### PROBLEM DETAILS
Repeat all entries exactly.
========================
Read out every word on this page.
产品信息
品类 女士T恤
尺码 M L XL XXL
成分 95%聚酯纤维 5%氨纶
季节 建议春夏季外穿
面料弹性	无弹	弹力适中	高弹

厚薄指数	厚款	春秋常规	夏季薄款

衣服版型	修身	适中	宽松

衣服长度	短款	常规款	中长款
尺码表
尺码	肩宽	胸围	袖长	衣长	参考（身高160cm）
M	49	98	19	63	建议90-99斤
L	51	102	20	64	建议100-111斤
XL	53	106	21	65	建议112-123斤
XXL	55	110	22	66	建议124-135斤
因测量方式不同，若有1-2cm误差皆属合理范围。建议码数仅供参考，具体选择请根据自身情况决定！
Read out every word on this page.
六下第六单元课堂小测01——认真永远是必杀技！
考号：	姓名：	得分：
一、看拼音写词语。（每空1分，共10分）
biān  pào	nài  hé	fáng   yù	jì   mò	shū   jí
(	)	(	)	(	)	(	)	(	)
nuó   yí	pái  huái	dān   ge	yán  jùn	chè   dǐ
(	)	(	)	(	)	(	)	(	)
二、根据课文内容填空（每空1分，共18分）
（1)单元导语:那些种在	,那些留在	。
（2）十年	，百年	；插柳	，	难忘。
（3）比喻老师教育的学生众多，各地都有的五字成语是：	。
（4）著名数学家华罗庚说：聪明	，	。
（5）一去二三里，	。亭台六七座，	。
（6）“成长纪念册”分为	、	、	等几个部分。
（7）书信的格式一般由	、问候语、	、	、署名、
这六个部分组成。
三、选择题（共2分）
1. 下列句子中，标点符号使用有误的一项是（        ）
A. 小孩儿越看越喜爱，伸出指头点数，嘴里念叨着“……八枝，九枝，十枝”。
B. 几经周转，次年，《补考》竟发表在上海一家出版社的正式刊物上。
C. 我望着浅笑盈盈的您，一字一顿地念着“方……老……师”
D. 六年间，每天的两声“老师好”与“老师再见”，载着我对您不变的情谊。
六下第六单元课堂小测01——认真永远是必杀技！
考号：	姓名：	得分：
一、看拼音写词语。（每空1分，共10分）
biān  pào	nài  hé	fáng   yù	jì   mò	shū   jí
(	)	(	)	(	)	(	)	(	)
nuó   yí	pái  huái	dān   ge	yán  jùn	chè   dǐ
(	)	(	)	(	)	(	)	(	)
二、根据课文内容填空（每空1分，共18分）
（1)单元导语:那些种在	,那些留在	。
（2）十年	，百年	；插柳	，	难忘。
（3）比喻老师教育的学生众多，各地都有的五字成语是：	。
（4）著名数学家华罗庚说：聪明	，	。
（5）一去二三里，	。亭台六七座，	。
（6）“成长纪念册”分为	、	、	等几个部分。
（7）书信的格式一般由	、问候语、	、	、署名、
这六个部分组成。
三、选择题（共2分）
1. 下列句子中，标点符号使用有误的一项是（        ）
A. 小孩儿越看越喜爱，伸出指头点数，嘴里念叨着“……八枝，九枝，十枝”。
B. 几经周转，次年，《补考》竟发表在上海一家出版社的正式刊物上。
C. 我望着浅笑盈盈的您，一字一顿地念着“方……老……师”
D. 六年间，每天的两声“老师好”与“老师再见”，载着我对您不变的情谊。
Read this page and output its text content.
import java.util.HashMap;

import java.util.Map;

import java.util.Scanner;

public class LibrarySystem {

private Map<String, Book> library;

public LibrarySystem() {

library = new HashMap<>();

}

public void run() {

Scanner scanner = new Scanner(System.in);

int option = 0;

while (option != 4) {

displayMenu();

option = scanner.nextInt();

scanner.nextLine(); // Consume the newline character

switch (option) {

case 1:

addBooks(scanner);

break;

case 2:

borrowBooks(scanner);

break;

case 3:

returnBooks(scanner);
========================
### REPLY
Read out every word on this page.
产品信息
品类 女士T恤
尺码 M L XL XXL
成分 95%聚酯纤维 5%氨纶
季节 建议春夏季外穿
面料弹性	无弹	弹力适中	高弹

厚薄指数	厚款	春秋常规	夏季薄款

衣服版型	修身	适中	宽松

衣服长度	短款	常规款	中长款
尺码表
尺码	肩宽	胸围	袖长	衣长	参考（身高160cm）
M	49	98	19	63	建议90-99斤
L	51	102	20	64	建议100-111斤
XL	53	106	21	65	建议112-123斤
XXL	55	110	22	66	建议124-135斤
因测量方式不同，若有1-2cm误差皆属合理范围。建议码数仅供参考，具体选择请根据自身情况决定！
Read out every word on this page.
六下第六单元课堂小测01——认真永远是必杀技！
考号：	姓名：	得分：
一、看拼音写词语。（每空1分，共10分）
biān  pào	nài  hé	fáng   yù	jì   mò	shū   jí
(	)	(	)	(	)	(	)	(	)
nuó   yí	pái  huái	dān   ge	yán  jùn	chè   dǐ
(	)	(	)	(	)	(	)	(	)
二、根据课文内容填空（每空1分，共18分）
（1)单元导语:那些种在	,那些留在	。
（2）十年	，百年	；插柳	，	难忘。
（3）比喻老师教育的学生众多，各地都有的五字成语是：	。
（4）著名数学家华罗庚说：聪明	，	。
（5）一去二三里，	。亭台六七座，	。
（6）“成长纪念册”分为	、	、	等几个部分。
（7）书信的格式一般由	、问候语、	、	、署名、
这六个部分组成。
三、选择题（共2分）
1. 下列句子中，标点符号使用有误的一项是（        ）
A. 小孩儿越看越喜爱，伸出指头点数，嘴里念叨着“……八枝，九枝，十枝”。
B. 几经周转，次年，《补考》竟发表在上海一家出版社的正式刊物上。
C. 我望着浅笑盈盈的您，一字一顿地念着“方……老……师”
D. 六年间，每天的两声“老师好”与“老师再见”，载着我对您不变的情谊。
六下第六单元课堂小测01——认真永远是必杀技！
考号：	姓名：	得分：
一、看拼音写词语。（每空1分，共10分）
biān  pào	nài  hé	fáng   yù	jì   mò	shū   jí
(	)	(	)	(	)	(	)	(	)
nuó   yí	pái  huái	dān   ge	yán  jùn	chè   dǐ
(	)	(	)	(	)	(	)	(	)
二、根据课文内容填空（每空1分，共18分）
（1)单元导语:那些种在	,那些留在	。
（2）十年	，百年	；插柳	，	难忘。
（3）比喻老师教育的学生众多，各地都有的五字成语是：	。
（4）著名数学家华罗庚说：聪明	，	。
（5）一去二三里，	。亭台六七座，	。
（6）“成长纪念册”分为	、	、	等几个部分。
（7）书信的格式一般由	、问候语、	、	、署名、
这六个部分组成。
三、选择题（共2分）
1. 下列句子中，标点符号使用有误的一项是（        ）
A. 小孩儿越看越喜爱，伸出指头点数，嘴里念叨着“……八枝，九枝，十枝”。
B. 几经周转，次年，《补考》竟发表在上海一家出版社的正式刊物上。
C. 我望着浅笑盈盈的您，一字一顿地念着“方……老……师”
D. 六年间，每天的两声“老师好”与“老师再见”，载着我对您不变的情谊。
Read this page and output its text content.
import java.util.HashMap;

import java.util.Map;

import java.util.Scanner;

public class LibrarySystem {

private Map<String, Book> library;

public LibrarySystem() {

library = new HashMap<>();

}

public void run() {

Scanner scanner = new Scanner(System.in);

int option = 0;

while (option != 4) {

displayMenu();

option = scanner.nextInt();

scanner.nextLine(); // Consume the newline character

switch (option) {

case 1:

addBooks(scanner);

break;

case 2:

borrowBooks(scanner);

break;

case 3:

returnBooks(scanner);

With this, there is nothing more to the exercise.